Leave out the pictures, then reproduce the rest of the material exactly.

═══ The input

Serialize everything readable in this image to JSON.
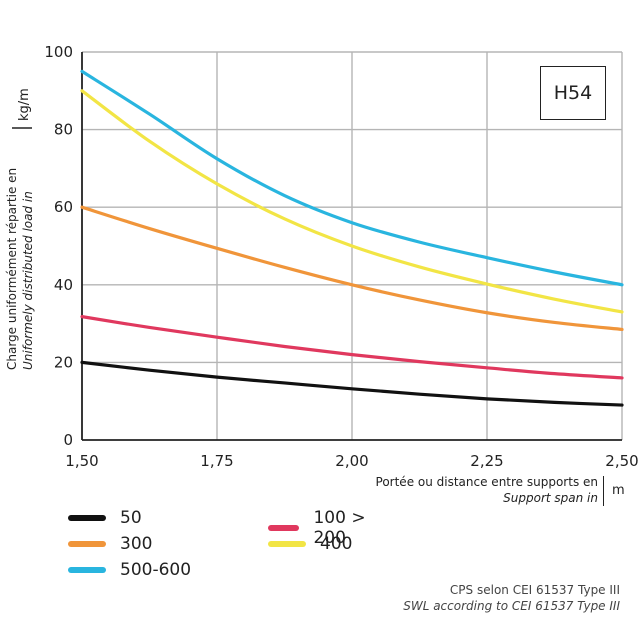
{
  "chart_data": {
    "type": "line",
    "title": "H54",
    "xlabel": "Portée ou distance entre supports en",
    "xlabel_en": "Support span in",
    "xunit": "m",
    "ylabel": "Charge uniformément répartie en",
    "ylabel_en": "Uniformely distributed load in",
    "yunit": "kg/m",
    "xlim": [
      1.5,
      2.5
    ],
    "ylim": [
      0,
      100
    ],
    "x_ticks": [
      1.5,
      1.75,
      2.0,
      2.25,
      2.5
    ],
    "x_tick_labels": [
      "1,50",
      "1,75",
      "2,00",
      "2,25",
      "2,50"
    ],
    "y_ticks": [
      0,
      20,
      40,
      60,
      80,
      100
    ],
    "y_tick_labels": [
      "0",
      "20",
      "40",
      "60",
      "80",
      "100"
    ],
    "grid": true,
    "x": [
      1.5,
      1.625,
      1.75,
      1.875,
      2.0,
      2.125,
      2.25,
      2.375,
      2.5
    ],
    "series": [
      {
        "name": "50",
        "color": "#111111",
        "values": [
          20,
          18,
          16.2,
          14.7,
          13.2,
          11.8,
          10.6,
          9.7,
          9
        ]
      },
      {
        "name": "100 > 200",
        "color": "#e0385e",
        "values": [
          31.8,
          29,
          26.5,
          24.1,
          22,
          20.2,
          18.6,
          17.1,
          16
        ]
      },
      {
        "name": "300",
        "color": "#f0953a",
        "values": [
          60,
          54.5,
          49.4,
          44.5,
          40,
          36.1,
          32.8,
          30.3,
          28.5
        ]
      },
      {
        "name": "400",
        "color": "#f2e545",
        "values": [
          90,
          77,
          66,
          57,
          50,
          44.6,
          40.2,
          36.3,
          33
        ]
      },
      {
        "name": "500-600",
        "color": "#29b5df",
        "values": [
          95,
          84,
          72.5,
          63,
          56,
          51,
          47,
          43.3,
          40
        ]
      }
    ]
  },
  "legend": [
    {
      "label": "50",
      "color": "#111111"
    },
    {
      "label": "100 > 200",
      "color": "#e0385e"
    },
    {
      "label": "300",
      "color": "#f0953a"
    },
    {
      "label": "400",
      "color": "#f2e545"
    },
    {
      "label": "500-600",
      "color": "#29b5df"
    }
  ],
  "note": {
    "fr": "CPS selon CEI 61537 Type III",
    "en": "SWL according to CEI 61537 Type III"
  }
}
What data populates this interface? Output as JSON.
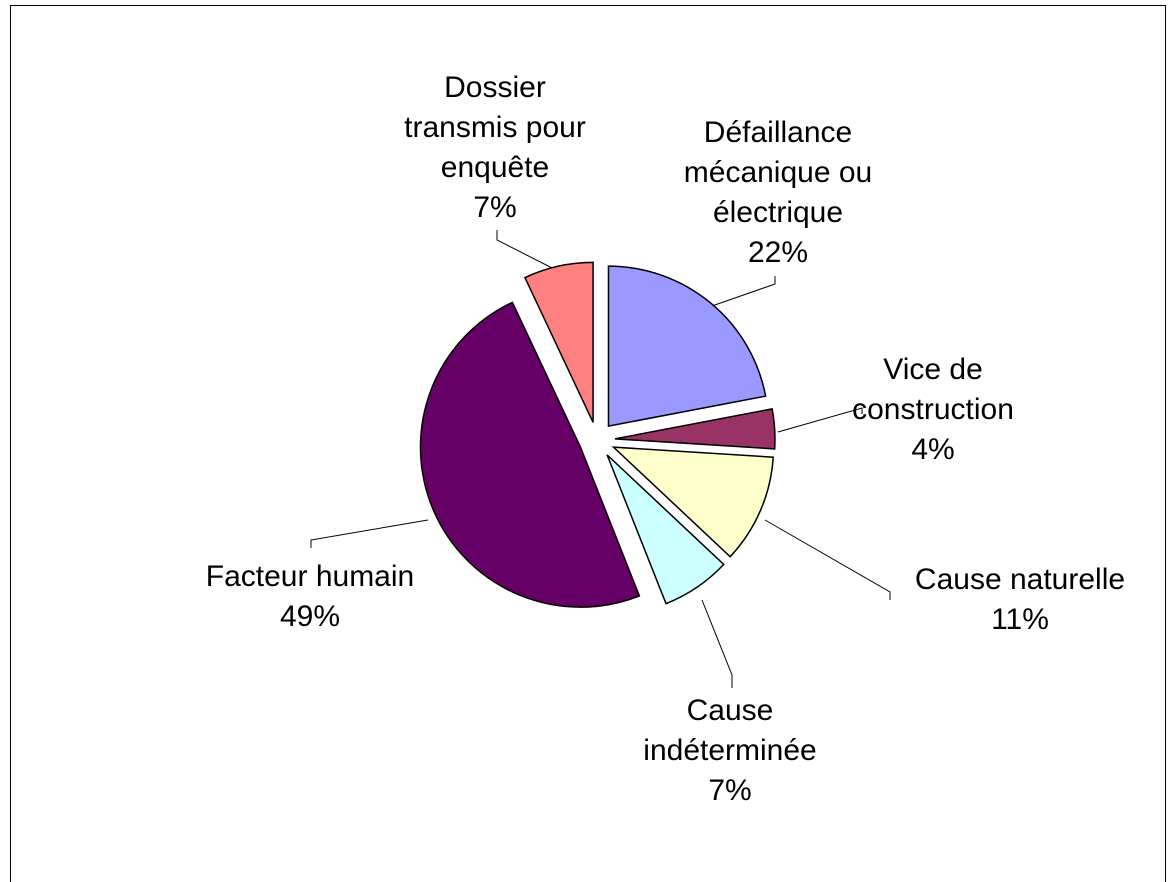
{
  "chart_data": {
    "type": "pie",
    "categories": [
      "Défaillance mécanique ou électrique",
      "Vice de construction",
      "Cause naturelle",
      "Cause indéterminée",
      "Facteur humain",
      "Dossier transmis pour enquête"
    ],
    "values": [
      22,
      4,
      11,
      7,
      49,
      7
    ],
    "value_labels": [
      "22%",
      "4%",
      "11%",
      "7%",
      "49%",
      "7%"
    ],
    "colors": [
      "#9999ff",
      "#993366",
      "#ffffcc",
      "#ccffff",
      "#660066",
      "#ff8080"
    ]
  }
}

══════

Response to this exercise
Serialize everything readable in this image to JSON.
{
  "chart_data": {
    "type": "line",
    "title": "H54",
    "xlabel": "Portée ou distance entre supports en",
    "xlabel_en": "Support span in",
    "xunit": "m",
    "ylabel": "Charge uniformément répartie en",
    "ylabel_en": "Uniformely distributed load in",
    "yunit": "kg/m",
    "xlim": [
      1.5,
      2.5
    ],
    "ylim": [
      0,
      100
    ],
    "x_ticks": [
      1.5,
      1.75,
      2.0,
      2.25,
      2.5
    ],
    "x_tick_labels": [
      "1,50",
      "1,75",
      "2,00",
      "2,25",
      "2,50"
    ],
    "y_ticks": [
      0,
      20,
      40,
      60,
      80,
      100
    ],
    "y_tick_labels": [
      "0",
      "20",
      "40",
      "60",
      "80",
      "100"
    ],
    "grid": true,
    "x": [
      1.5,
      1.625,
      1.75,
      1.875,
      2.0,
      2.125,
      2.25,
      2.375,
      2.5
    ],
    "series": [
      {
        "name": "50",
        "color": "#111111",
        "values": [
          20,
          18,
          16.2,
          14.7,
          13.2,
          11.8,
          10.6,
          9.7,
          9
        ]
      },
      {
        "name": "100 > 200",
        "color": "#e0385e",
        "values": [
          31.8,
          29,
          26.5,
          24.1,
          22,
          20.2,
          18.6,
          17.1,
          16
        ]
      },
      {
        "name": "300",
        "color": "#f0953a",
        "values": [
          60,
          54.5,
          49.4,
          44.5,
          40,
          36.1,
          32.8,
          30.3,
          28.5
        ]
      },
      {
        "name": "400",
        "color": "#f2e545",
        "values": [
          90,
          77,
          66,
          57,
          50,
          44.6,
          40.2,
          36.3,
          33
        ]
      },
      {
        "name": "500-600",
        "color": "#29b5df",
        "values": [
          95,
          84,
          72.5,
          63,
          56,
          51,
          47,
          43.3,
          40
        ]
      }
    ]
  },
  "legend": [
    {
      "label": "50",
      "color": "#111111"
    },
    {
      "label": "100 > 200",
      "color": "#e0385e"
    },
    {
      "label": "300",
      "color": "#f0953a"
    },
    {
      "label": "400",
      "color": "#f2e545"
    },
    {
      "label": "500-600",
      "color": "#29b5df"
    }
  ],
  "note": {
    "fr": "CPS selon CEI 61537 Type III",
    "en": "SWL according to CEI 61537 Type III"
  }
}
What data populates this interface? Output as JSON.
{
  "chart_data": {
    "type": "pie",
    "categories": [
      "Défaillance mécanique ou électrique",
      "Vice de construction",
      "Cause naturelle",
      "Cause indéterminée",
      "Facteur humain",
      "Dossier transmis pour enquête"
    ],
    "values": [
      22,
      4,
      11,
      7,
      49,
      7
    ],
    "value_labels": [
      "22%",
      "4%",
      "11%",
      "7%",
      "49%",
      "7%"
    ],
    "colors": [
      "#9999ff",
      "#993366",
      "#ffffcc",
      "#ccffff",
      "#660066",
      "#ff8080"
    ]
  }
}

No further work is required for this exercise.